Exercise brief » Copy out every row from the one that contains "for every button, label, input, icon, or" down to the one that contains "row-value-2015: - xyxy=(1022,583,1031,612)", word for word.

Available records »
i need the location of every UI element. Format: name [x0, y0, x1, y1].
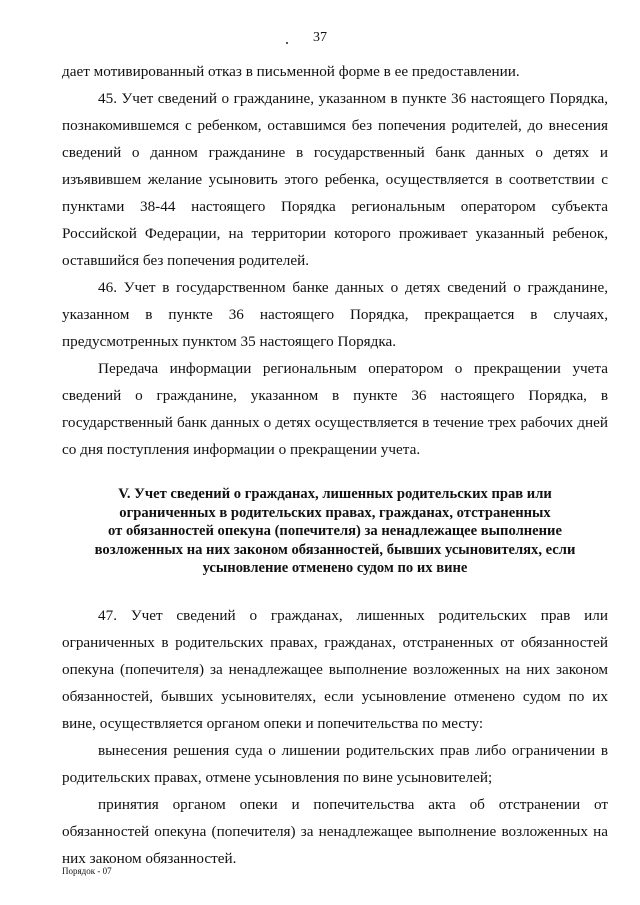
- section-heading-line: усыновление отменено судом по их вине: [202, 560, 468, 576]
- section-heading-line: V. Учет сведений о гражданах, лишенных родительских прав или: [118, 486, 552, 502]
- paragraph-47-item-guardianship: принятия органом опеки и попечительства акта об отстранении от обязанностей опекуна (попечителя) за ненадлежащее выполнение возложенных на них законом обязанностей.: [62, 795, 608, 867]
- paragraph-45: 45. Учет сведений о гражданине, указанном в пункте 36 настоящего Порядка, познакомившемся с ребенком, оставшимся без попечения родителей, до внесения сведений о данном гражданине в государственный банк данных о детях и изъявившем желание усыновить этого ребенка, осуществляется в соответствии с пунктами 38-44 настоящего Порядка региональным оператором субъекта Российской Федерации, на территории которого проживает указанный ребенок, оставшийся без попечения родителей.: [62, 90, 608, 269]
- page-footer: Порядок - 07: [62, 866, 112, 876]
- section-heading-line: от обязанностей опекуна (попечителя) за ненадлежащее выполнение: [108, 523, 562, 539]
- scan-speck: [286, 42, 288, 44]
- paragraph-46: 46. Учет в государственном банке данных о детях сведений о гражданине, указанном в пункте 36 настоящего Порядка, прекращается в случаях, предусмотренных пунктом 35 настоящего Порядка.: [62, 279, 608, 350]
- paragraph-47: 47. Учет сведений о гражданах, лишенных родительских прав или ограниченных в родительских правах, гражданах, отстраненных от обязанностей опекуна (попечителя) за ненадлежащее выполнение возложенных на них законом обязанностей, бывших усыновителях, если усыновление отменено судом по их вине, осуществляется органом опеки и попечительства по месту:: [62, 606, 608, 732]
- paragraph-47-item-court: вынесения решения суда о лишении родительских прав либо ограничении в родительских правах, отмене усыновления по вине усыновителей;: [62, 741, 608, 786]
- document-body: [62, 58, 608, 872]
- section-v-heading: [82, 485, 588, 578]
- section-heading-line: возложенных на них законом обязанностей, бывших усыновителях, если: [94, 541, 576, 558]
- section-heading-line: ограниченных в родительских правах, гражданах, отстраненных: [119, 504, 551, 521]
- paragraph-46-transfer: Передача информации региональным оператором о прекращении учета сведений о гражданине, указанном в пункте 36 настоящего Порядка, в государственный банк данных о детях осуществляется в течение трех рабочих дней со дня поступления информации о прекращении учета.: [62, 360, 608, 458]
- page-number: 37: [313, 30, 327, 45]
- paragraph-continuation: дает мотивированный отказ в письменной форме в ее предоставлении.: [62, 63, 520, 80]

...

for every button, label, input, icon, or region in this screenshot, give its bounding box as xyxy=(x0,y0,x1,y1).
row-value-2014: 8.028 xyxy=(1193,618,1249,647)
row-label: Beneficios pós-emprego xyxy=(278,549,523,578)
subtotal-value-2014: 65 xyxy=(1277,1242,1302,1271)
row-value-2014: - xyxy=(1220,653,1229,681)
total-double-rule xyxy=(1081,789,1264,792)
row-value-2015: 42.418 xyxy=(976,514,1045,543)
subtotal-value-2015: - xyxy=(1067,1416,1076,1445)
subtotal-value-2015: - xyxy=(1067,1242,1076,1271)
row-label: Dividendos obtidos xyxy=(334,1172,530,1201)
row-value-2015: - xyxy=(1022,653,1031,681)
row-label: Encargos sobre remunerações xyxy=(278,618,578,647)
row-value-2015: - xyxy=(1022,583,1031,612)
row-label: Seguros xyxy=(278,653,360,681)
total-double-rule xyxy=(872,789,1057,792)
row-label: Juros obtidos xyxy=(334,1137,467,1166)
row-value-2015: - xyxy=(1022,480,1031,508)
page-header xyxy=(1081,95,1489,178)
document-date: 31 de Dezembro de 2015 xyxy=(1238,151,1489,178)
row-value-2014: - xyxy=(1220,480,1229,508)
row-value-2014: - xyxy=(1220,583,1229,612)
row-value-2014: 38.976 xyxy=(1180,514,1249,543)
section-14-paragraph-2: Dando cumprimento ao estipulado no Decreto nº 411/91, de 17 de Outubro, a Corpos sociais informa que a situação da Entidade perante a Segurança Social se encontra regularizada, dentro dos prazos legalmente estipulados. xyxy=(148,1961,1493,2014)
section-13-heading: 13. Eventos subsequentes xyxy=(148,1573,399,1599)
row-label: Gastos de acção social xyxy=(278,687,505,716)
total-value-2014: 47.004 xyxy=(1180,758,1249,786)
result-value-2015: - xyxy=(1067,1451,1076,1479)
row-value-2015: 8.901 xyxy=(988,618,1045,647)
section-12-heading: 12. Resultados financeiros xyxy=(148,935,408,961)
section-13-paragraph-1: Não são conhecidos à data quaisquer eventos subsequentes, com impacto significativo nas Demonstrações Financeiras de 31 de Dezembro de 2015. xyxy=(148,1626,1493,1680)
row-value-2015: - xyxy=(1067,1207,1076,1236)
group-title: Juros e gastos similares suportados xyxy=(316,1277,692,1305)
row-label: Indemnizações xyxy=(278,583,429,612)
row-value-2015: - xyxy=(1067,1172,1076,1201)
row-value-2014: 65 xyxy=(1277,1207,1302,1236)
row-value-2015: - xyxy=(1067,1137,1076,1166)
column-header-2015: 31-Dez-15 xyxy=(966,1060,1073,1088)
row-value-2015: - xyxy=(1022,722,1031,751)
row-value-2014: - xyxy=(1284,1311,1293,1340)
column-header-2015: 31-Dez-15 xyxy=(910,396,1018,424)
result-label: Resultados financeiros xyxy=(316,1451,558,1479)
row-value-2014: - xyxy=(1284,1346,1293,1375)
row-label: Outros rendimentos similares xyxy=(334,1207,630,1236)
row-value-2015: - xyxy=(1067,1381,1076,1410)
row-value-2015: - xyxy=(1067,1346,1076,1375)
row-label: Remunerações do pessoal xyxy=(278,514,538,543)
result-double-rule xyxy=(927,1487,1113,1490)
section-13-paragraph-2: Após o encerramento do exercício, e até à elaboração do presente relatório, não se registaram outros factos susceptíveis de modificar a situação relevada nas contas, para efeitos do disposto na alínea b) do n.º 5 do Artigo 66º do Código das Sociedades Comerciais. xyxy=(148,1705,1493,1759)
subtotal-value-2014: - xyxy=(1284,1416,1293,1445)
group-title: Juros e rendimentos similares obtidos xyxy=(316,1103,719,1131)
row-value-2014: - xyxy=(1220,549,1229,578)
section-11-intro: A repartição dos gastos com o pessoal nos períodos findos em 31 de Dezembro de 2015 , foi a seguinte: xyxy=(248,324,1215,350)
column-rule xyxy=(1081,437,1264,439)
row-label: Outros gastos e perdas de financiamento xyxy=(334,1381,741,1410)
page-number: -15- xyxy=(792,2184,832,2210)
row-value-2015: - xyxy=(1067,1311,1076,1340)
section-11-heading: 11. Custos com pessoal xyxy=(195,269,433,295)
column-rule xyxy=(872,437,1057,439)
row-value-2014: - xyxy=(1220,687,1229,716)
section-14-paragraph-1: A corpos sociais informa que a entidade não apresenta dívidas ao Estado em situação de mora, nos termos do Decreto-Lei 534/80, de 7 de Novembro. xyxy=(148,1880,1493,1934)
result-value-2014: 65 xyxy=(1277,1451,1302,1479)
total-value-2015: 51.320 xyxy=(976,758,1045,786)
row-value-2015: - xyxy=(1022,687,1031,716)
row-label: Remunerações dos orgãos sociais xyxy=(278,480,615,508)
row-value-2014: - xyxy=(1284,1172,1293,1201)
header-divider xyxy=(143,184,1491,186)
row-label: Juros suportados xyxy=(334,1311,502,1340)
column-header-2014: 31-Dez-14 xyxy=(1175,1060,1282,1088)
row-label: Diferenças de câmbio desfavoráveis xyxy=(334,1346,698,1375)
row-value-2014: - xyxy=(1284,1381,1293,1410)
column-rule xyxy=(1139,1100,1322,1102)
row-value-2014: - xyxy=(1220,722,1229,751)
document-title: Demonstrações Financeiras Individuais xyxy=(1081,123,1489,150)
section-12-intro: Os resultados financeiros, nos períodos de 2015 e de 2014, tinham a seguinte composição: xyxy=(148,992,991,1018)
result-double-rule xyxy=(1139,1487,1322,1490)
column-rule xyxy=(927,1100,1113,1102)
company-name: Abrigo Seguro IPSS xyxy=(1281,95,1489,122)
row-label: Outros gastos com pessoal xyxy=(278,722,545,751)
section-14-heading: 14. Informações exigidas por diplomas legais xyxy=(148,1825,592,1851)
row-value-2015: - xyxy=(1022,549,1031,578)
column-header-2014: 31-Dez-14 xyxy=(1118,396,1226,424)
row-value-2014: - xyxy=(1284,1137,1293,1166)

Solved problem »
for every button, label, input, icon, or region in this screenshot, give its bounding box as xyxy=(x0,y0,x1,y1).
row-value-2014: 8.028 xyxy=(1193,618,1249,647)
row-label: Beneficios pós-emprego xyxy=(278,549,523,578)
subtotal-value-2014: 65 xyxy=(1277,1242,1302,1271)
row-value-2014: - xyxy=(1220,653,1229,681)
total-double-rule xyxy=(1081,789,1264,792)
row-value-2015: 42.418 xyxy=(976,514,1045,543)
subtotal-value-2015: - xyxy=(1067,1416,1076,1445)
subtotal-value-2015: - xyxy=(1067,1242,1076,1271)
row-label: Dividendos obtidos xyxy=(334,1172,530,1201)
row-value-2015: - xyxy=(1022,653,1031,681)
row-label: Encargos sobre remunerações xyxy=(278,618,578,647)
row-value-2015: - xyxy=(1022,583,1031,612)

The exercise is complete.